Vorliegender Auszug:
⁂

Ausgehend von Metall-vermittelten Aktivitätsstudien gezielt mutierter GPCR, gab T. W. Schwartz (Kopenhagen) einen Überblick über die molekularen Mechanismen der Rezeptoraktivierung und deren Auswirkung auf die Identifikation neuer Leitstrukturen. M. Baldus (Göttingen) stellte am Beispiel des Neurotensin-Systems die Festkörper-NMR-Spektroskopie als leistungsfähiges Instrument zur Untersuchung von GPCR-Ligand-Komplexen vor.

Dopamin-Rezeptoren waren das Thema mehrerer Referenten:

  • J. A. Schetz (Fort Worth) postulierte, dass bestimmte Mikrodomänen die Eigenschaften und Selektivitäten der Rezeptorsubtypen kontrollieren, wozu ihn die Ergebnisse von Bindungsstudien mit punktmutierten Rezeptoren veranlassten.
  • Lei Shi (New York) ermittelte die Beteiligung der zweiten extrazellulären Schleife an der Bindungstasche von D2-Rezeptoren sowie die Bedeutung der vierten Transmembrandomäne (TM IV) als wichtiges Glied bei der Dimerisierung und Oligomerisierung der Rezeptoren.
  • Neue, selektive D3-Rezeptor-Liganden wurden von J. A. Hendrix (Bridgewater) vorgestellt.

Mit Ser 111 (TM III) als molekularem Switch für die Aktivierung bzw. Inaktivierung des Histamin-1-Rezeptors befasste sich R. Leurs (Amsterdam).

Interaktionen des humanen Interleukin 8 (hIL-8) mit seinem Rezeptor war das Thema des Vortrags von A. G. Beck-Sickinger (Leipzig). Ihr gelang es, hIL-8-Derivate durch native chemische Verknüpfung von rekombinant gewonnenem hIL-8(1-54)-Thioester und synthetischen, modifizierten hIL-8(55-77)-Peptid-Fragmenten darzustellen. Fluoreszenz-markierte Analoga beispielsweise ermöglichten Internalisierungsstudien des Rezeptor-Ligand-Komplexes.

Piperazine und Piperidine als Liganden von k- und s-Rezeptoren, ihre Synthesen und spezifischen Absorptionsraten (SAR) präsentierte B. Wünsch (Münster). Der Rezeptor des Luteinisierenden Hormons (LH) und die Entwicklung von LH-Rezeptor-Agonisten als potenziellen, oral anwendbaren Gonadotropin-Substituten waren Gegenstand des Vortrags von C. M. Timmers (Oss).

⁂

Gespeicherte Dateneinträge
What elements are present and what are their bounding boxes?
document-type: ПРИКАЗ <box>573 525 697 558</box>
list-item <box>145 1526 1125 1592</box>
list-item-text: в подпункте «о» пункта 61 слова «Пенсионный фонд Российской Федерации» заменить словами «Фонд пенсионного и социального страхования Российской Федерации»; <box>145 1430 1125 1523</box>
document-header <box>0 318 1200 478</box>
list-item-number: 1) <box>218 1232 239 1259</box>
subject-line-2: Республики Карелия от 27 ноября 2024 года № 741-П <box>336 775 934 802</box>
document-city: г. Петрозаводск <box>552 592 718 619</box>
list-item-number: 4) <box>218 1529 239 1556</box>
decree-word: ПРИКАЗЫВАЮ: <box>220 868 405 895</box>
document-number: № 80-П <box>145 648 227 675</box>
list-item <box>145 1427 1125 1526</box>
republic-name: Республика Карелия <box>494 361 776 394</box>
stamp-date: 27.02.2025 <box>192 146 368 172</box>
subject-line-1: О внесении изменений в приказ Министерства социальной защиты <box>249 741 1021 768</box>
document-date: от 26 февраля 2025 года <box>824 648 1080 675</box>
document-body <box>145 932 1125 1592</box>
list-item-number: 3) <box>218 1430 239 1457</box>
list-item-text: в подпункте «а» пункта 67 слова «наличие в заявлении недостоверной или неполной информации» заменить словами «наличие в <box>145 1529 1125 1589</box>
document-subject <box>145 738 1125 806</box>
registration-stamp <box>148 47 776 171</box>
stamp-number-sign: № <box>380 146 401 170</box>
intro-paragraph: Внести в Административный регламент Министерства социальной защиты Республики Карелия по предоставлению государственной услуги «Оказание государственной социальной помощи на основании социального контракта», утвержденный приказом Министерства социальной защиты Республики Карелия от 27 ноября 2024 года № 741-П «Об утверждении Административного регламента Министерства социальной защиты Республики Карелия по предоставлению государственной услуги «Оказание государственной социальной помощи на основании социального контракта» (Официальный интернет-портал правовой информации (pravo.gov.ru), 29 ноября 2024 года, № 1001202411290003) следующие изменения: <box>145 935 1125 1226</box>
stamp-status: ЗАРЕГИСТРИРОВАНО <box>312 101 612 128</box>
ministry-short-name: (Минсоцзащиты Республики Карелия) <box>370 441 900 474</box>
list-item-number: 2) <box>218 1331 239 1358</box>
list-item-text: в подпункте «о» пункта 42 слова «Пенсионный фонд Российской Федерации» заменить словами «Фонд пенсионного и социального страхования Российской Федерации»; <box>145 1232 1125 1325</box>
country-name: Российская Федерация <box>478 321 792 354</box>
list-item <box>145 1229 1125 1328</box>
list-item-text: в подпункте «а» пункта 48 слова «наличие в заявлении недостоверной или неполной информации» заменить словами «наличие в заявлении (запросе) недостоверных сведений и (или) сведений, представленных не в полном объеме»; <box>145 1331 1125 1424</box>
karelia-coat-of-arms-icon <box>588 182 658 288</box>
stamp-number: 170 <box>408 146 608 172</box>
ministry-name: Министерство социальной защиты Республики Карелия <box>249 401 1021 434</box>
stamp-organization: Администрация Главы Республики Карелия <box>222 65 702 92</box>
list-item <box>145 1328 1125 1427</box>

⁂

Aufgabe:
Beantworten Sie anhand des Auszugs diese Fragen:
1. Welche Methode stellte M. Baldus vor, und an welchem System zeigte er sie?
2. Welcher Rest dient laut R. Leurs als molekularer Switch, und bei welchem Rezeptor?
3. Wer stellte neue, selektive D3-Rezeptor-Liganden vor?
Die Daten sind gesondertes Material und gehören nicht zum Auszug.

Lösung:
1. M. Baldus stellte die Festkörper-NMR-Spektroskopie vor, am Beispiel des Neurotensin-Systems.
2. Ser 111 (TM III) dient als molekularer Switch für die Aktivierung bzw. Inaktivierung des Histamin-1-Rezeptors.
3. J. A. Hendrix (Bridgewater) stellte sie vor.